▸ **QUÉ SE PIDE**
En el texto sobre la Pax Americana, ¿cada cuántos años habrá elecciones libres en los países de la región?

▸ **TEXTO PARA LEER**

○ ○ ○ ○ ○

La Pax Americana
”¡El Gran Jefe Blanco ha hablado!”Ha dicho cosas muy interesantes y novedosas para después de la caída de Sadam Hussein y su camarilla .Parece ser que el establecimiento de un Protectorado militar de EE.UU. traerá la paz y la democracia a toda la región. El simple reparto de chicle a los niños por parte de los soldados libertadores, el establecimiento de campos de base-ball y el incremento de películas de Hollywood en las pantallas de Bagdad y Basora, mostrarán el tipo de vida “americana” y este será adoptado clamorosamente por las poblaciones de la región. Surgirán partidos de la oposición con elecciones libres cada cuatro años en Arabia Saudí, en Kuwait, en Siria, en Irán, en los Emiratos, Bahrein, Dubai, etc. Por fin, habiendo eliminado los gobiernos de los países terroristas, Israel podrá vivir en paz con un Estado Palestino a su lado del que nunca saldrá un kamikaze cargado de bombas porque Yaser Arafat y la OLP habrán sido sustituidos por partidos políticos democráticos. Yihad Islámica, Hezbollah, Hamás grupos terroristas de orígen sunní o shii según el país que los apoye, Irán, Siria o los propios palestinos, desaparecerán embelesados ante el American way of life desplegado por los muchachos de Kentucky, Idaho o Dakota del Sur. No digamos los de Texas…….

○ ○ ○ ○ ○

[Elementos de una fuente de datos]

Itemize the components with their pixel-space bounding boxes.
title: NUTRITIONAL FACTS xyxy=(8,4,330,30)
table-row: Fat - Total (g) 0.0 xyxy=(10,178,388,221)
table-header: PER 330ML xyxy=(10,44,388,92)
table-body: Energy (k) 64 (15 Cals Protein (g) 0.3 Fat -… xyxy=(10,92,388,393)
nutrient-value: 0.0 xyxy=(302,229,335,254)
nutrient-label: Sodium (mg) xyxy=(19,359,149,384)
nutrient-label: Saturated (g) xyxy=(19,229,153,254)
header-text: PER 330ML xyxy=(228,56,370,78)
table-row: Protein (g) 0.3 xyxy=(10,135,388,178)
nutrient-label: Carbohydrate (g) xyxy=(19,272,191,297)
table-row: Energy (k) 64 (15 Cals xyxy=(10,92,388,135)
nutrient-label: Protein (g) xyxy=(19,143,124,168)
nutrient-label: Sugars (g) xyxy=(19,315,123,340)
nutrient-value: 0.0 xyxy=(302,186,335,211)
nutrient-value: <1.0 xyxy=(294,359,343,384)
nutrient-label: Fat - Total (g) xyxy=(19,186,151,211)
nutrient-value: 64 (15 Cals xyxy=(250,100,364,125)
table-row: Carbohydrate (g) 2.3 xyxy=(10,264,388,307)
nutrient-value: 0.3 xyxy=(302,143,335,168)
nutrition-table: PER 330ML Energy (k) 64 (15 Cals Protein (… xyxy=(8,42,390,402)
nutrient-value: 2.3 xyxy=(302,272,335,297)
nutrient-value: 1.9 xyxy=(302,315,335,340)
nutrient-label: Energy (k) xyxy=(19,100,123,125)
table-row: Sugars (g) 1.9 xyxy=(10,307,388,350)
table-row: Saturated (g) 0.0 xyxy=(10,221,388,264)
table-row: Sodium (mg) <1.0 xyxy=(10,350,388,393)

○ ○ ○ ○ ○

▸ **RESPUESTA**
Cada cuatro años.